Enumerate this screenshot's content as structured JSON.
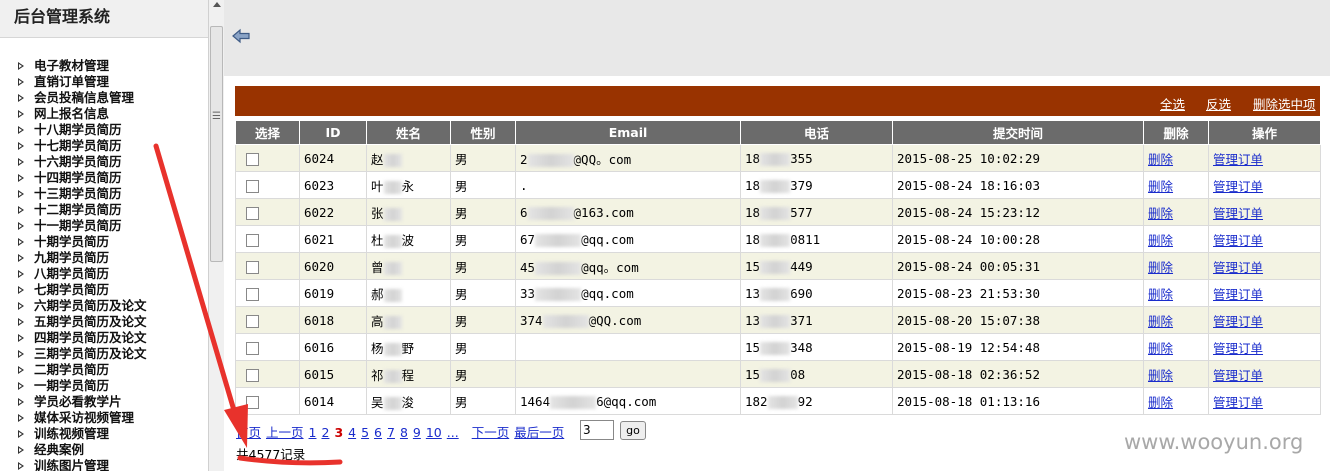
{
  "sidebar": {
    "title": "后台管理系统",
    "items": [
      "电子教材管理",
      "直销订单管理",
      "会员投稿信息管理",
      "网上报名信息",
      "十八期学员简历",
      "十七期学员简历",
      "十六期学员简历",
      "十四期学员简历",
      "十三期学员简历",
      "十二期学员简历",
      "十一期学员简历",
      "十期学员简历",
      "九期学员简历",
      "八期学员简历",
      "七期学员简历",
      "六期学员简历及论文",
      "五期学员简历及论文",
      "四期学员简历及论文",
      "三期学员简历及论文",
      "二期学员简历",
      "一期学员简历",
      "学员必看教学片",
      "媒体采访视频管理",
      "训练视频管理",
      "经典案例",
      "训练图片管理"
    ]
  },
  "toolbar": {
    "select_all": "全选",
    "invert": "反选",
    "delete_selected": "删除选中项"
  },
  "table": {
    "columns": [
      "选择",
      "ID",
      "姓名",
      "性别",
      "Email",
      "电话",
      "提交时间",
      "删除",
      "操作"
    ],
    "delete_label": "删除",
    "manage_label": "管理订单",
    "rows": [
      {
        "id": "6024",
        "name_a": "赵",
        "name_b": "",
        "gender": "男",
        "email_a": "2",
        "email_b": "@QQ。com",
        "phone_a": "18",
        "phone_b": "355",
        "time": "2015-08-25 10:02:29"
      },
      {
        "id": "6023",
        "name_a": "叶",
        "name_b": "永",
        "gender": "男",
        "email_a": ".",
        "email_b": "",
        "phone_a": "18",
        "phone_b": "379",
        "time": "2015-08-24 18:16:03"
      },
      {
        "id": "6022",
        "name_a": "张",
        "name_b": "",
        "gender": "男",
        "email_a": "6",
        "email_b": "@163.com",
        "phone_a": "18",
        "phone_b": "577",
        "time": "2015-08-24 15:23:12"
      },
      {
        "id": "6021",
        "name_a": "杜",
        "name_b": "波",
        "gender": "男",
        "email_a": "67",
        "email_b": "@qq.com",
        "phone_a": "18",
        "phone_b": "0811",
        "time": "2015-08-24 10:00:28"
      },
      {
        "id": "6020",
        "name_a": "曾",
        "name_b": "",
        "gender": "男",
        "email_a": "45",
        "email_b": "@qq。com",
        "phone_a": "15",
        "phone_b": "449",
        "time": "2015-08-24 00:05:31"
      },
      {
        "id": "6019",
        "name_a": "郝",
        "name_b": "",
        "gender": "男",
        "email_a": "33",
        "email_b": "@qq.com",
        "phone_a": "13",
        "phone_b": "690",
        "time": "2015-08-23 21:53:30"
      },
      {
        "id": "6018",
        "name_a": "高",
        "name_b": "",
        "gender": "男",
        "email_a": "374",
        "email_b": "@QQ.com",
        "phone_a": "13",
        "phone_b": "371",
        "time": "2015-08-20 15:07:38"
      },
      {
        "id": "6016",
        "name_a": "杨",
        "name_b": "野",
        "gender": "男",
        "email_a": "",
        "email_b": "",
        "phone_a": "15",
        "phone_b": "348",
        "time": "2015-08-19 12:54:48"
      },
      {
        "id": "6015",
        "name_a": "祁",
        "name_b": "程",
        "gender": "男",
        "email_a": "",
        "email_b": "",
        "phone_a": "15",
        "phone_b": "08",
        "time": "2015-08-18 02:36:52"
      },
      {
        "id": "6014",
        "name_a": "吴",
        "name_b": "浚",
        "gender": "男",
        "email_a": "1464",
        "email_b": "6@qq.com",
        "phone_a": "182",
        "phone_b": "92",
        "time": "2015-08-18 01:13:16"
      }
    ]
  },
  "pager": {
    "first": "首页",
    "prev": "上一页",
    "pages": [
      "1",
      "2",
      "3",
      "4",
      "5",
      "6",
      "7",
      "8",
      "9",
      "10",
      "..."
    ],
    "current": "3",
    "next": "下一页",
    "last": "最后一页",
    "input_value": "3",
    "go": "go",
    "total": "共4577记录"
  },
  "watermark": "www.wooyun.org",
  "colors": {
    "toolbar_bg": "#993300",
    "header_bg": "#6b6b6b",
    "odd_row": "#f3f3e3",
    "link": "#1a2ccc",
    "annotation": "#e8322c"
  }
}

**Given exercise:**
Return each line of the data, keeping its wording exact and omitting pictures.

**Task answer:**
Enumerate this screenshot's content as structured JSON.
{
  "sidebar": {
    "title": "后台管理系统",
    "items": [
      "电子教材管理",
      "直销订单管理",
      "会员投稿信息管理",
      "网上报名信息",
      "十八期学员简历",
      "十七期学员简历",
      "十六期学员简历",
      "十四期学员简历",
      "十三期学员简历",
      "十二期学员简历",
      "十一期学员简历",
      "十期学员简历",
      "九期学员简历",
      "八期学员简历",
      "七期学员简历",
      "六期学员简历及论文",
      "五期学员简历及论文",
      "四期学员简历及论文",
      "三期学员简历及论文",
      "二期学员简历",
      "一期学员简历",
      "学员必看教学片",
      "媒体采访视频管理",
      "训练视频管理",
      "经典案例",
      "训练图片管理"
    ]
  },
  "toolbar": {
    "select_all": "全选",
    "invert": "反选",
    "delete_selected": "删除选中项"
  },
  "table": {
    "columns": [
      "选择",
      "ID",
      "姓名",
      "性别",
      "Email",
      "电话",
      "提交时间",
      "删除",
      "操作"
    ],
    "delete_label": "删除",
    "manage_label": "管理订单",
    "rows": [
      {
        "id": "6024",
        "name_a": "赵",
        "name_b": "",
        "gender": "男",
        "email_a": "2",
        "email_b": "@QQ。com",
        "phone_a": "18",
        "phone_b": "355",
        "time": "2015-08-25 10:02:29"
      },
      {
        "id": "6023",
        "name_a": "叶",
        "name_b": "永",
        "gender": "男",
        "email_a": ".",
        "email_b": "",
        "phone_a": "18",
        "phone_b": "379",
        "time": "2015-08-24 18:16:03"
      },
      {
        "id": "6022",
        "name_a": "张",
        "name_b": "",
        "gender": "男",
        "email_a": "6",
        "email_b": "@163.com",
        "phone_a": "18",
        "phone_b": "577",
        "time": "2015-08-24 15:23:12"
      },
      {
        "id": "6021",
        "name_a": "杜",
        "name_b": "波",
        "gender": "男",
        "email_a": "67",
        "email_b": "@qq.com",
        "phone_a": "18",
        "phone_b": "0811",
        "time": "2015-08-24 10:00:28"
      },
      {
        "id": "6020",
        "name_a": "曾",
        "name_b": "",
        "gender": "男",
        "email_a": "45",
        "email_b": "@qq。com",
        "phone_a": "15",
        "phone_b": "449",
        "time": "2015-08-24 00:05:31"
      },
      {
        "id": "6019",
        "name_a": "郝",
        "name_b": "",
        "gender": "男",
        "email_a": "33",
        "email_b": "@qq.com",
        "phone_a": "13",
        "phone_b": "690",
        "time": "2015-08-23 21:53:30"
      },
      {
        "id": "6018",
        "name_a": "高",
        "name_b": "",
        "gender": "男",
        "email_a": "374",
        "email_b": "@QQ.com",
        "phone_a": "13",
        "phone_b": "371",
        "time": "2015-08-20 15:07:38"
      },
      {
        "id": "6016",
        "name_a": "杨",
        "name_b": "野",
        "gender": "男",
        "email_a": "",
        "email_b": "",
        "phone_a": "15",
        "phone_b": "348",
        "time": "2015-08-19 12:54:48"
      },
      {
        "id": "6015",
        "name_a": "祁",
        "name_b": "程",
        "gender": "男",
        "email_a": "",
        "email_b": "",
        "phone_a": "15",
        "phone_b": "08",
        "time": "2015-08-18 02:36:52"
      },
      {
        "id": "6014",
        "name_a": "吴",
        "name_b": "浚",
        "gender": "男",
        "email_a": "1464",
        "email_b": "6@qq.com",
        "phone_a": "182",
        "phone_b": "92",
        "time": "2015-08-18 01:13:16"
      }
    ]
  },
  "pager": {
    "first": "首页",
    "prev": "上一页",
    "pages": [
      "1",
      "2",
      "3",
      "4",
      "5",
      "6",
      "7",
      "8",
      "9",
      "10",
      "..."
    ],
    "current": "3",
    "next": "下一页",
    "last": "最后一页",
    "input_value": "3",
    "go": "go",
    "total": "共4577记录"
  },
  "watermark": "www.wooyun.org",
  "colors": {
    "toolbar_bg": "#993300",
    "header_bg": "#6b6b6b",
    "odd_row": "#f3f3e3",
    "link": "#1a2ccc",
    "annotation": "#e8322c"
  }
}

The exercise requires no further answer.